Every line that holds "Diastolic" should be shown.
---+---
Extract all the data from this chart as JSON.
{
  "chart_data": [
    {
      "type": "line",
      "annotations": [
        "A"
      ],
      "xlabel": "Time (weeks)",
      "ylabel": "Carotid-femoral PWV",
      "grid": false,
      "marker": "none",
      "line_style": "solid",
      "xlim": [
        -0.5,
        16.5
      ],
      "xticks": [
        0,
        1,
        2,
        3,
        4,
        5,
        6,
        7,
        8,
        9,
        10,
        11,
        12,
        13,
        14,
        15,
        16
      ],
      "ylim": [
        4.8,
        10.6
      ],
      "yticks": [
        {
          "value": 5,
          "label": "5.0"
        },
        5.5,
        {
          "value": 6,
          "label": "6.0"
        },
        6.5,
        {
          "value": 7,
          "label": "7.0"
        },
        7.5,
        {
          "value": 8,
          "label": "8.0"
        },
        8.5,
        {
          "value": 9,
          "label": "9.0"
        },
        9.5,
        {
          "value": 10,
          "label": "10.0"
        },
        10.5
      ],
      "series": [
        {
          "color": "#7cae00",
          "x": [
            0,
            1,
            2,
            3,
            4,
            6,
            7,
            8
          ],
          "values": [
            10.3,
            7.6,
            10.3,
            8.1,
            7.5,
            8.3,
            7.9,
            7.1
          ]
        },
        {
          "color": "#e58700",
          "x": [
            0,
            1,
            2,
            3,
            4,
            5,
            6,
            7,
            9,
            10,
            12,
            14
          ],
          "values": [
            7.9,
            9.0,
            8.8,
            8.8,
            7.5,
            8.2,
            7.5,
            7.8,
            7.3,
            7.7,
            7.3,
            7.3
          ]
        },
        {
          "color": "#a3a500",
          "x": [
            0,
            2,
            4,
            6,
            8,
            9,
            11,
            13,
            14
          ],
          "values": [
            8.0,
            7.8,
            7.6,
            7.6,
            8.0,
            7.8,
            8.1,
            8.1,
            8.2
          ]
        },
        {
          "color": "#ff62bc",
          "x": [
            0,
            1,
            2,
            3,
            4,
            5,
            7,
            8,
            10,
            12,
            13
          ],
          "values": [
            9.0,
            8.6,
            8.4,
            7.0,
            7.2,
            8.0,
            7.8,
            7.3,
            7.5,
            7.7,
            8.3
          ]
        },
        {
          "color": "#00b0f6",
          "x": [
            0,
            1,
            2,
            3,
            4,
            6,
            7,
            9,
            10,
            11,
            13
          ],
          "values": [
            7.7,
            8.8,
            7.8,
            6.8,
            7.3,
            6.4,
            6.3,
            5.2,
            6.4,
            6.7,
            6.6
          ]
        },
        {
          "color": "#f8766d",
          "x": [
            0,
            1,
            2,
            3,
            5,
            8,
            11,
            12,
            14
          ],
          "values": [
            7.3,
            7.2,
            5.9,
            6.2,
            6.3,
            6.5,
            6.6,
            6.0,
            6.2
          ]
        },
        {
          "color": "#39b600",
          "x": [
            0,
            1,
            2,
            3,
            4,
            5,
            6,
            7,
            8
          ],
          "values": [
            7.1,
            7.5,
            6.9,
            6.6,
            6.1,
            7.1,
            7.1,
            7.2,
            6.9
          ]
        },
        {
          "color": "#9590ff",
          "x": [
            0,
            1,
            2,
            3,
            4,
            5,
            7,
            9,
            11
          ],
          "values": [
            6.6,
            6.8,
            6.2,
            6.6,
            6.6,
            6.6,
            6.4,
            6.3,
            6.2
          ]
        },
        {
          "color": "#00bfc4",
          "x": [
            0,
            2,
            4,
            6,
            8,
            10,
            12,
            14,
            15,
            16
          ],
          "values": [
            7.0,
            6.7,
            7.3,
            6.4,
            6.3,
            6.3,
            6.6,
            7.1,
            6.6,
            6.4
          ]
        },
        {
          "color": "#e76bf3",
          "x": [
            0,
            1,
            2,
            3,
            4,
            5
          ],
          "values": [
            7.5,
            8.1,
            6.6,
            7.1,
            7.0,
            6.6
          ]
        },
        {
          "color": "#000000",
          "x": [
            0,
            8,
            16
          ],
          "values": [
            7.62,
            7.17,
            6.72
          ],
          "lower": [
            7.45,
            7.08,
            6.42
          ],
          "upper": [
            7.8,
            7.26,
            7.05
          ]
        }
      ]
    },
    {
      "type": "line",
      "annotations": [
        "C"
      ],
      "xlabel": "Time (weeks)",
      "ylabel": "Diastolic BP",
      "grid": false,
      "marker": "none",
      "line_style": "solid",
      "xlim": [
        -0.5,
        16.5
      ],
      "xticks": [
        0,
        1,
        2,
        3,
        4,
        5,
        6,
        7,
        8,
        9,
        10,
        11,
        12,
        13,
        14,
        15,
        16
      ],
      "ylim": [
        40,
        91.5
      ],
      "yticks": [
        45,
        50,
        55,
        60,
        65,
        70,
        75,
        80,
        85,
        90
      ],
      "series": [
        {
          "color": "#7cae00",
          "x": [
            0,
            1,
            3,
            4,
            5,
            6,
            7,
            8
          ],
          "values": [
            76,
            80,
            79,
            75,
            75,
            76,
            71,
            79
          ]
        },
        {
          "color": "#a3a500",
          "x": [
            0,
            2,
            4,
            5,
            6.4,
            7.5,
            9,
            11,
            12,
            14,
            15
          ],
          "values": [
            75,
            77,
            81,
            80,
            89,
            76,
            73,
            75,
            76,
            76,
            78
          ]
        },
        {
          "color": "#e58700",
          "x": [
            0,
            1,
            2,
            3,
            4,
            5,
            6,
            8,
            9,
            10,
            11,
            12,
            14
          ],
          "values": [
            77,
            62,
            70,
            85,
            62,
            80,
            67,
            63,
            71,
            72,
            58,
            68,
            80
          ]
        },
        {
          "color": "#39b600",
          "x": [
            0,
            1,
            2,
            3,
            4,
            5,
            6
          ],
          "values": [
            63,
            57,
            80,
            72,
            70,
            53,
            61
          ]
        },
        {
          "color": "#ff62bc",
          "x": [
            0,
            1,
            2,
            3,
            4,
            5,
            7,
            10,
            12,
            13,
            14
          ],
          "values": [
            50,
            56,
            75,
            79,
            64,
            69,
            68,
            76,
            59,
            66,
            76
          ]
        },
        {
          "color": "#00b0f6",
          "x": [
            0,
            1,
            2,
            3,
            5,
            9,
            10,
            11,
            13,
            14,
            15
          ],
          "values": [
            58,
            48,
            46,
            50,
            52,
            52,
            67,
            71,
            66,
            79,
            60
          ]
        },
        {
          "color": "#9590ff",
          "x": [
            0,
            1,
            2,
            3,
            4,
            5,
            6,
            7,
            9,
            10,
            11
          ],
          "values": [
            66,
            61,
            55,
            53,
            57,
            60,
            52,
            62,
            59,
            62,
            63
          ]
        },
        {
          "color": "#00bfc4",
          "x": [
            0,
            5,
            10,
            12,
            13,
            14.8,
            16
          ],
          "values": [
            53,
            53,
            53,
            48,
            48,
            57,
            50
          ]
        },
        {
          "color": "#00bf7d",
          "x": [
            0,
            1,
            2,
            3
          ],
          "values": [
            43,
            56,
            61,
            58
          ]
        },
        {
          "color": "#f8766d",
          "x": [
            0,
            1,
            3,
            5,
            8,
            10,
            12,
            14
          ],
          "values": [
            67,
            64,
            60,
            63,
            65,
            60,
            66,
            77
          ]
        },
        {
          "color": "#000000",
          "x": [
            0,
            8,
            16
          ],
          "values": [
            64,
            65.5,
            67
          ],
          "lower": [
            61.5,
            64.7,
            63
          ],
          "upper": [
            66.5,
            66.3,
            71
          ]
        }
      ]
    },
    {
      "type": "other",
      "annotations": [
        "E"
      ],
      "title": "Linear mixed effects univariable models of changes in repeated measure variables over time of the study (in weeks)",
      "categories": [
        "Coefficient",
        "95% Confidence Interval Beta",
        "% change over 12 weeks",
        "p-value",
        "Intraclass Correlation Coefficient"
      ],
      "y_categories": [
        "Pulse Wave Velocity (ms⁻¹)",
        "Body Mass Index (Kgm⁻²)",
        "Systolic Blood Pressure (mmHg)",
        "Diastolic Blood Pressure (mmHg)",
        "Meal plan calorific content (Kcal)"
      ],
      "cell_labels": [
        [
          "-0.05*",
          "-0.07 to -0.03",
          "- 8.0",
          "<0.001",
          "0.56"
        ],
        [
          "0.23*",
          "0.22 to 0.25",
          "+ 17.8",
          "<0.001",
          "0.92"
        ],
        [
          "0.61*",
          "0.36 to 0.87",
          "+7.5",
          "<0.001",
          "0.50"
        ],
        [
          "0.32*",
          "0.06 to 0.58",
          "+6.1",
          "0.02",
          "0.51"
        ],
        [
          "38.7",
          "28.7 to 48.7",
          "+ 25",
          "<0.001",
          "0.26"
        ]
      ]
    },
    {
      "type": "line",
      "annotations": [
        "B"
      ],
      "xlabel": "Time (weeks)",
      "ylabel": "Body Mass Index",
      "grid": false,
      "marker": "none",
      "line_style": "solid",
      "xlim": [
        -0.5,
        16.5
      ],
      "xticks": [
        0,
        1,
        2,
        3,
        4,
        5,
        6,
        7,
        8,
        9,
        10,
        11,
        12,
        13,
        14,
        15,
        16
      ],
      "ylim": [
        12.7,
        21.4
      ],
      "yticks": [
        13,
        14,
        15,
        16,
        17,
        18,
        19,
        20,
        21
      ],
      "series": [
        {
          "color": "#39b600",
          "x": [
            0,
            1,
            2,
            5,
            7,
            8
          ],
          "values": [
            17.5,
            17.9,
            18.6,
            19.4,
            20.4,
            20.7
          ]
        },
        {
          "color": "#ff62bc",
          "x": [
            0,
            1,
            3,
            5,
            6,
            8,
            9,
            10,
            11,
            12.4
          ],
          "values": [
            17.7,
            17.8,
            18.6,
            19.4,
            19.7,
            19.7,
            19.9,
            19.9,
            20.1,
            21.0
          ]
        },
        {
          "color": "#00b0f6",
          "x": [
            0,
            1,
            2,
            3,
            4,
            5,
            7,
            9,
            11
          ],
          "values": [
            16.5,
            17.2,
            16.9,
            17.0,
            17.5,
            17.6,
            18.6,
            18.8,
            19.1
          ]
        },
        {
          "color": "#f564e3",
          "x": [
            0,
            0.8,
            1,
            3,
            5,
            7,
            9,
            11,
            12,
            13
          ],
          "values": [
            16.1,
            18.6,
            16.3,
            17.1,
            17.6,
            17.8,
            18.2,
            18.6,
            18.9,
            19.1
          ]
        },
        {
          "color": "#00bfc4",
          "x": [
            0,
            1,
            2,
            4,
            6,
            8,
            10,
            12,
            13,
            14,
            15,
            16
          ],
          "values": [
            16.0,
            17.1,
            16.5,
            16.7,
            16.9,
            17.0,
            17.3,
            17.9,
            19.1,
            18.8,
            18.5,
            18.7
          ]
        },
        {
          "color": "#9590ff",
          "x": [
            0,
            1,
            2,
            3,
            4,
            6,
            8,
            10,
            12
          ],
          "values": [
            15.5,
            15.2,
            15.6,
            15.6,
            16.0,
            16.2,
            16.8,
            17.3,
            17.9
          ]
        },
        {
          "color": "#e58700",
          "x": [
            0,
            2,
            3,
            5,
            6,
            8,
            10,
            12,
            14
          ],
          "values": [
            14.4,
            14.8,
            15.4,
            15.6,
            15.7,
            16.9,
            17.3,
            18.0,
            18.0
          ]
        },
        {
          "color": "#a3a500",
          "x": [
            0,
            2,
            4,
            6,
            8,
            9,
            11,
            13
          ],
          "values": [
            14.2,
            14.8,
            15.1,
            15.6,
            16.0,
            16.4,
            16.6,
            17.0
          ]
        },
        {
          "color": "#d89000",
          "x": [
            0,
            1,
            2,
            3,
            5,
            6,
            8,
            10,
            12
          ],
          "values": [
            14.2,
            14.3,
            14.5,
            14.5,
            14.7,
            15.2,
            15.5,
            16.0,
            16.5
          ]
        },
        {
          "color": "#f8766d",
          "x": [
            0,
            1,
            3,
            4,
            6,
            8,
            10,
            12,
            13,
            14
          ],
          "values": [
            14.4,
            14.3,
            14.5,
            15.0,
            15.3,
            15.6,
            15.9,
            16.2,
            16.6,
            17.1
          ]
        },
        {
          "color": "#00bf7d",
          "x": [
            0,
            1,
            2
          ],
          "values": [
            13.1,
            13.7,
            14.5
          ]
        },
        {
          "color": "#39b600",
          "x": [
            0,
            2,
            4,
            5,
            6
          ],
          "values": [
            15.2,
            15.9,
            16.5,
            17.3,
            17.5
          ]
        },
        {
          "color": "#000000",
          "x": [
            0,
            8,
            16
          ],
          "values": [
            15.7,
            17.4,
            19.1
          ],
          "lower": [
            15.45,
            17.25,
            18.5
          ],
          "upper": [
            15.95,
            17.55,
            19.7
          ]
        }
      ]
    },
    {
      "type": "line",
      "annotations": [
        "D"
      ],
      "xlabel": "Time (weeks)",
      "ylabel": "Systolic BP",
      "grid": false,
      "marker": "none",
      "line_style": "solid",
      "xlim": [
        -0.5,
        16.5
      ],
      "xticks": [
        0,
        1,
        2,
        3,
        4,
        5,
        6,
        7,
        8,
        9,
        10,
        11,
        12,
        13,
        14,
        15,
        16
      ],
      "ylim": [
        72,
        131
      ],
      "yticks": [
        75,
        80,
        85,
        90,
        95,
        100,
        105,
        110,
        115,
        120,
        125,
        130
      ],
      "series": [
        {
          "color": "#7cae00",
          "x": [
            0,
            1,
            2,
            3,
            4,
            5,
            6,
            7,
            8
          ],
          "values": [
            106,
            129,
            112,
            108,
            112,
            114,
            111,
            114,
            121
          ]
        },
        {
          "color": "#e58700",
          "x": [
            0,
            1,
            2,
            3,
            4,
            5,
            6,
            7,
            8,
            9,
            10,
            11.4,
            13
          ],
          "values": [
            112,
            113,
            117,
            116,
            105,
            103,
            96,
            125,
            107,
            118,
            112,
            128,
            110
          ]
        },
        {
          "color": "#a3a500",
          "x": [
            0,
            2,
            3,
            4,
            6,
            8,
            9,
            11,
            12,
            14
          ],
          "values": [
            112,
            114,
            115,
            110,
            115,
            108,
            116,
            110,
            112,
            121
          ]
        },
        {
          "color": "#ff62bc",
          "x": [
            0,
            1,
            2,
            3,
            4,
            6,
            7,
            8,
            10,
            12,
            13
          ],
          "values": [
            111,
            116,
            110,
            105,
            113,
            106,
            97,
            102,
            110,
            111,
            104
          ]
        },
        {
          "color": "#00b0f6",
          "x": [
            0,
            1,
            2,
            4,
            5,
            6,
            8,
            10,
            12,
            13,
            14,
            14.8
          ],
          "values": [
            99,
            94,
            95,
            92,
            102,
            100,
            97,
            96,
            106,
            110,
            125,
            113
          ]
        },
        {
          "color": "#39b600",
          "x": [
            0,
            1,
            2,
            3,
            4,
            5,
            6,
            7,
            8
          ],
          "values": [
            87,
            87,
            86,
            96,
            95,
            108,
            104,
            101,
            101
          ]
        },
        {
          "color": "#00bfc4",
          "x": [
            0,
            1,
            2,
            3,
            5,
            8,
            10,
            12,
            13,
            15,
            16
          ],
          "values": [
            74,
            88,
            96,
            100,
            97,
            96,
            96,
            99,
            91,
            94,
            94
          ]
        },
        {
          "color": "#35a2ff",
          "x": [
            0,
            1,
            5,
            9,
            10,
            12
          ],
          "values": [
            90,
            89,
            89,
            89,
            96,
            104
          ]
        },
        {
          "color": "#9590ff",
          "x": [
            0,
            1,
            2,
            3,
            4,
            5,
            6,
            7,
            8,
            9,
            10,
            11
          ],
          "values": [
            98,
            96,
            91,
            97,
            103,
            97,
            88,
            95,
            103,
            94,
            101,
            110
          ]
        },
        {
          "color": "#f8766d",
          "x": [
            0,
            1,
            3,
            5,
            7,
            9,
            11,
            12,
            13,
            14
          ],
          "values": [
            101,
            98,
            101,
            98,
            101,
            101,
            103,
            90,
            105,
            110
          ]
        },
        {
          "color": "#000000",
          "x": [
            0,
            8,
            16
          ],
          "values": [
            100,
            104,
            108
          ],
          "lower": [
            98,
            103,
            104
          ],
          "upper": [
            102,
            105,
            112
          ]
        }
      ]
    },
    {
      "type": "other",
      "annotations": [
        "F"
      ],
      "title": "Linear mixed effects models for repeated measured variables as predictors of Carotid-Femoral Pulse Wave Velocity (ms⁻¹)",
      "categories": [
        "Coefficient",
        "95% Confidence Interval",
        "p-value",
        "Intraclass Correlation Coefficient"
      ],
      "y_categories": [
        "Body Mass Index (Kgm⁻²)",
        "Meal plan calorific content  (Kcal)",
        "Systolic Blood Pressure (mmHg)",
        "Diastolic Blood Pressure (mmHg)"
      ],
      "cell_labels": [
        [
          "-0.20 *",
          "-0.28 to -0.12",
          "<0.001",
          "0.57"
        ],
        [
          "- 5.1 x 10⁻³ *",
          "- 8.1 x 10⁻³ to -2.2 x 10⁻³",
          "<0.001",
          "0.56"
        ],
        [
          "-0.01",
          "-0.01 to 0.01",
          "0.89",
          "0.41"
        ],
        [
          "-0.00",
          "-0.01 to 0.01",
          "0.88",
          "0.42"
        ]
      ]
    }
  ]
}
---+---
RESULT OF THE TASK:
      "ylabel": "Diastolic BP",
        "Diastolic Blood Pressure (mmHg)",
        "Diastolic Blood Pressure (mmHg)"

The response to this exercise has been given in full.